(Collected data entries)
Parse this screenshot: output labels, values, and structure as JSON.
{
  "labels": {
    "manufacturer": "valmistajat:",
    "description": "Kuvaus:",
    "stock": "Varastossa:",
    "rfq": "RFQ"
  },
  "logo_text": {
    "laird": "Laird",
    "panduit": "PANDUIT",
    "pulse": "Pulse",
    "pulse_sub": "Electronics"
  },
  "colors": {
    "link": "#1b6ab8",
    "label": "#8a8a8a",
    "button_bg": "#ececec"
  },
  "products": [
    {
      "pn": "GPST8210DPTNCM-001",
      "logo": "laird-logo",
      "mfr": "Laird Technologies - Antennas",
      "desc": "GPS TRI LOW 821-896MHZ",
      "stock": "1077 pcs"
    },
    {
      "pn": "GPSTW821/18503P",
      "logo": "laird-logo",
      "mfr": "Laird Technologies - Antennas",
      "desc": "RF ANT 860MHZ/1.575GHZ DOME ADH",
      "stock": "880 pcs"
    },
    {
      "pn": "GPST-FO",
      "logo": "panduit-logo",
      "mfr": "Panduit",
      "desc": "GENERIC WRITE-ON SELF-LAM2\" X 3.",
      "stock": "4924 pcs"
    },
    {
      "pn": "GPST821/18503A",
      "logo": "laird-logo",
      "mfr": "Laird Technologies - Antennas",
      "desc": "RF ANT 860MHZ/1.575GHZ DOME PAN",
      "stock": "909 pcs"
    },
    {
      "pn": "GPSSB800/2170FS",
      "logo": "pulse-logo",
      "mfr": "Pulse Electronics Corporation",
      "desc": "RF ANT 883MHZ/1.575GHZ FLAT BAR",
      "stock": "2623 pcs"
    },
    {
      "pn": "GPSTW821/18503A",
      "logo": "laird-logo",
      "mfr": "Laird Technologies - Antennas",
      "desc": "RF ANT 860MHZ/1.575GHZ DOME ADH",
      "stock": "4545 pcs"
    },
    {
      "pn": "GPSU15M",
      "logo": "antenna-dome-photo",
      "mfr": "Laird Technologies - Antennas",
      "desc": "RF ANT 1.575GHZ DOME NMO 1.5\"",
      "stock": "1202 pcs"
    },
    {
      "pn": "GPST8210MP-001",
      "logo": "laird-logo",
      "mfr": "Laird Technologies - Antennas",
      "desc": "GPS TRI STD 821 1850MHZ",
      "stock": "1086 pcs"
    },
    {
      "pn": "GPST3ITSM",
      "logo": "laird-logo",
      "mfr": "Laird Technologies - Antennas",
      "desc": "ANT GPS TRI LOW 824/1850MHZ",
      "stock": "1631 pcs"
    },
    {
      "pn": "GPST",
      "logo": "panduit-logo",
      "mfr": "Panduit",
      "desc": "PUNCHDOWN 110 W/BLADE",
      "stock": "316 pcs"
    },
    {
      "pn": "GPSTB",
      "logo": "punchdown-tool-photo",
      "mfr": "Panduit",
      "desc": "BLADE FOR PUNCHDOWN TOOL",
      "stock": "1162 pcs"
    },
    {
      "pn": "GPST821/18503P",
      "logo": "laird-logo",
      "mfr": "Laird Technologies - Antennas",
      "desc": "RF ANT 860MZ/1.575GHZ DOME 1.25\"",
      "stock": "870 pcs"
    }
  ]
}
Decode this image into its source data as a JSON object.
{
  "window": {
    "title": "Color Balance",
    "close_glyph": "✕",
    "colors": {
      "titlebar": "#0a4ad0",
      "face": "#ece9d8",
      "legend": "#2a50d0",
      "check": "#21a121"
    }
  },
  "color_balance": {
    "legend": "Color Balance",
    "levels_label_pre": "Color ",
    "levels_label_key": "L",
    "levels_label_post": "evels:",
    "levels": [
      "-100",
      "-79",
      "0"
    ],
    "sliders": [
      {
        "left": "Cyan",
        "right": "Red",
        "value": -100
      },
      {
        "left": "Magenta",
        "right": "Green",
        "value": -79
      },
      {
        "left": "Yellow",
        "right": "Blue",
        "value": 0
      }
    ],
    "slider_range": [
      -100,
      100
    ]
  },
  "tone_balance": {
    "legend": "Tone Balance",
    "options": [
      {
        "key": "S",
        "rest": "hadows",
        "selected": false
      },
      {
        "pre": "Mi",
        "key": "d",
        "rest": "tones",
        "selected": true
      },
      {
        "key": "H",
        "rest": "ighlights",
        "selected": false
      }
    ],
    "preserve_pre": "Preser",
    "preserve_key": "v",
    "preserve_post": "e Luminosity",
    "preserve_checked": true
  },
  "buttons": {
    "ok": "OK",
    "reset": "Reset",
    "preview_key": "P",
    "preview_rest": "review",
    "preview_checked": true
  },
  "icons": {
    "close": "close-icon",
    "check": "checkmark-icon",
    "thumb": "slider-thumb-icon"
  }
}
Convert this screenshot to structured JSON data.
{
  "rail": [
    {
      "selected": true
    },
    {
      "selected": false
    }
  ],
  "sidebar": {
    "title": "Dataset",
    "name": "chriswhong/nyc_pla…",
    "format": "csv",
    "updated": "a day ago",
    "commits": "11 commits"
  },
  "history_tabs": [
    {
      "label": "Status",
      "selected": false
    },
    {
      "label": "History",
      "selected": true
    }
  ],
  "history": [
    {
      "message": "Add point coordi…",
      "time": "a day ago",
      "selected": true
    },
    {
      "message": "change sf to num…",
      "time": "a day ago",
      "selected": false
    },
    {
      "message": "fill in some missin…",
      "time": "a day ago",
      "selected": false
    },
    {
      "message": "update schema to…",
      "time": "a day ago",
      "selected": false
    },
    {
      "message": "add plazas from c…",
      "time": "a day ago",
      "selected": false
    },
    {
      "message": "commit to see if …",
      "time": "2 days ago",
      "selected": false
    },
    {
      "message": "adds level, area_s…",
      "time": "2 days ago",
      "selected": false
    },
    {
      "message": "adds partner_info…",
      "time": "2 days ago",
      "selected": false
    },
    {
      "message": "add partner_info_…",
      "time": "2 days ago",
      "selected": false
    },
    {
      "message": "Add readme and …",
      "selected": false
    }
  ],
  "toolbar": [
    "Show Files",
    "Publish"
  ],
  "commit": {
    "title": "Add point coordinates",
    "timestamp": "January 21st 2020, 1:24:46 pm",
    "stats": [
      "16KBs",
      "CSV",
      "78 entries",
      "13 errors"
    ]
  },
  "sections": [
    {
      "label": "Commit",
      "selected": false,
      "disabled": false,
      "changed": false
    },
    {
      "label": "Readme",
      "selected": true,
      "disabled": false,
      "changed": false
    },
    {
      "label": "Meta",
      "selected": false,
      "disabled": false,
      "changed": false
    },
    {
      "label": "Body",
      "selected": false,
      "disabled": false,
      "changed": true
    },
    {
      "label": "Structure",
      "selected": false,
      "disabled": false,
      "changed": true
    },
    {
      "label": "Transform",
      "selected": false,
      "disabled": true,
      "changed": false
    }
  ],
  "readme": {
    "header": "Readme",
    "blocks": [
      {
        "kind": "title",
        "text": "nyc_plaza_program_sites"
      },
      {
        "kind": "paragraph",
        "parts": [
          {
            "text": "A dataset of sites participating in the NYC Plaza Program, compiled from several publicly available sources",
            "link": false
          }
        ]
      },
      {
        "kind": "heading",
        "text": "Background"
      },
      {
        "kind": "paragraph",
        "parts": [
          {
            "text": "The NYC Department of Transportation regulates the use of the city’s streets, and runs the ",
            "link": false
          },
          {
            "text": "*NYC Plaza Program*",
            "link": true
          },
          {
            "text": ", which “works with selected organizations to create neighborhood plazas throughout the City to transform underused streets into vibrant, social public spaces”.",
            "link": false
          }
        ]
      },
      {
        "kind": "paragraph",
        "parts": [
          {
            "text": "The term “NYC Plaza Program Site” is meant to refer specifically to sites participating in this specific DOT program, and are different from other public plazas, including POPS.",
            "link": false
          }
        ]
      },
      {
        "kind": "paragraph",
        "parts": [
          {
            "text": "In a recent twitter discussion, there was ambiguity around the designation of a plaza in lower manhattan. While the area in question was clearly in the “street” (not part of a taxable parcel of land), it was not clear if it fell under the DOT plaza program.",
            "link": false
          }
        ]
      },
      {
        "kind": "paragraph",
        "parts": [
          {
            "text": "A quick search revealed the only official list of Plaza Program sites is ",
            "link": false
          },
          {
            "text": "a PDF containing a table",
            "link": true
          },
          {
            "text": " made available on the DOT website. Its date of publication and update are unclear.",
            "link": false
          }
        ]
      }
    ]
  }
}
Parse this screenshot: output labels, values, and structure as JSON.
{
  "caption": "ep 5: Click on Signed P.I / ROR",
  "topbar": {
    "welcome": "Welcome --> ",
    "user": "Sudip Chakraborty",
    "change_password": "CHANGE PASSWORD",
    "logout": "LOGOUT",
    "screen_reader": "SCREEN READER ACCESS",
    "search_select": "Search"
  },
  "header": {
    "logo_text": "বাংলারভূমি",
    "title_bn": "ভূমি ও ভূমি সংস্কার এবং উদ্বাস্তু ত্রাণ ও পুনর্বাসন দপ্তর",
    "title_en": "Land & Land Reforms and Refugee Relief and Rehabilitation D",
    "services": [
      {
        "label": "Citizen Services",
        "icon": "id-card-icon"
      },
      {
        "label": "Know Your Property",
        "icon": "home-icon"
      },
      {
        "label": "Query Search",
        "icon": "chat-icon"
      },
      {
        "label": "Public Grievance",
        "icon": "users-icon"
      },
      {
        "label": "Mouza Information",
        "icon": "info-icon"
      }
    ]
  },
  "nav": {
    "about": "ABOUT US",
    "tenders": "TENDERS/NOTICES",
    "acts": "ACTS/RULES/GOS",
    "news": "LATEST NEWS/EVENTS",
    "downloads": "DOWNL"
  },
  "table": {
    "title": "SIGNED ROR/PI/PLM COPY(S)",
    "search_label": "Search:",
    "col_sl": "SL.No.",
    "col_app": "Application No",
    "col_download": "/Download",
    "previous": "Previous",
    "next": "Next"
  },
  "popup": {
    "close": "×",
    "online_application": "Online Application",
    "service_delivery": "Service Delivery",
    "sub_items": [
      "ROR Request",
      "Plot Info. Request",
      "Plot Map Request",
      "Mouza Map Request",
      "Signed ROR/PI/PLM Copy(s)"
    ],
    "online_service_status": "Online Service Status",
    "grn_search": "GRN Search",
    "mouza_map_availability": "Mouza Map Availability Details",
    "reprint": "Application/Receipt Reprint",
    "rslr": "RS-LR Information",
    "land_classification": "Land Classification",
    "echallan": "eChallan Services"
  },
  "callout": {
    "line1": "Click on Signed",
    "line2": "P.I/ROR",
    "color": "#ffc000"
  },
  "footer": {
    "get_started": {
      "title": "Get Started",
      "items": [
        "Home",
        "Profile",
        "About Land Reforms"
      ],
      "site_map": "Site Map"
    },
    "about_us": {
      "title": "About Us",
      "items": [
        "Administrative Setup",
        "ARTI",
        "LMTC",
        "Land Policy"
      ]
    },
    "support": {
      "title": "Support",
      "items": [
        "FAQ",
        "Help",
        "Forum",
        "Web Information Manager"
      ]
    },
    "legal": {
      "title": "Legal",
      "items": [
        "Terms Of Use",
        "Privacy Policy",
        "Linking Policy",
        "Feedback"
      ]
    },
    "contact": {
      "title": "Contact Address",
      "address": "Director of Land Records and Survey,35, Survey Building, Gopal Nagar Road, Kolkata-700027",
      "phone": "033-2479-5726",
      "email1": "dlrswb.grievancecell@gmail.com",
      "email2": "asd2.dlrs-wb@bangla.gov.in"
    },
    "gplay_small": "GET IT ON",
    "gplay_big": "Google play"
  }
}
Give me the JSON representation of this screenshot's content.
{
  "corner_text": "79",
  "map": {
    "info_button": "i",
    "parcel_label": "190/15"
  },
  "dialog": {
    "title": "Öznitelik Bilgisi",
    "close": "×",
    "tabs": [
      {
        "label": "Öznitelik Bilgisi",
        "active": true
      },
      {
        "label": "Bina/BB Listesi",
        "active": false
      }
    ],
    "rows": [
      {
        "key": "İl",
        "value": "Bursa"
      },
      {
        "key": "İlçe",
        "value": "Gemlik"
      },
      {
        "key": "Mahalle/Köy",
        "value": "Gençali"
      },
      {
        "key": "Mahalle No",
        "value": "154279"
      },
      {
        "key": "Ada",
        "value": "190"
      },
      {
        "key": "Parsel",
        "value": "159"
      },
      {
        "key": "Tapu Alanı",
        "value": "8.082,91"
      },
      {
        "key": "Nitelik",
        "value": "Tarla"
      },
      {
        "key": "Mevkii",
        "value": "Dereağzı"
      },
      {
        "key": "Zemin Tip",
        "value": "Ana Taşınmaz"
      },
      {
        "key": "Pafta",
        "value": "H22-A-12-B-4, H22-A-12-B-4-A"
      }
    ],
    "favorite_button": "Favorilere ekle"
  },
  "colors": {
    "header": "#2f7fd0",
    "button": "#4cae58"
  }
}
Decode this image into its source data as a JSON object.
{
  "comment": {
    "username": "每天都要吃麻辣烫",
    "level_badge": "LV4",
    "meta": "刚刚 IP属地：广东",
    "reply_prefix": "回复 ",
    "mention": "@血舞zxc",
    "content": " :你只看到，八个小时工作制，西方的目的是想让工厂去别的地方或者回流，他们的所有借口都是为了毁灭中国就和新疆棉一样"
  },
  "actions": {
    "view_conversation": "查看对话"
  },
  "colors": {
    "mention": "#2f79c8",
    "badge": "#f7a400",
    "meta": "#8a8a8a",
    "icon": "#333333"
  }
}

> _Task details_
Search the listing for the string "Click". Copy each line where it turns up.

> _In response_
  "caption": "ep 5: Click on Signed P.I / ROR",
    "line1": "Click on Signed",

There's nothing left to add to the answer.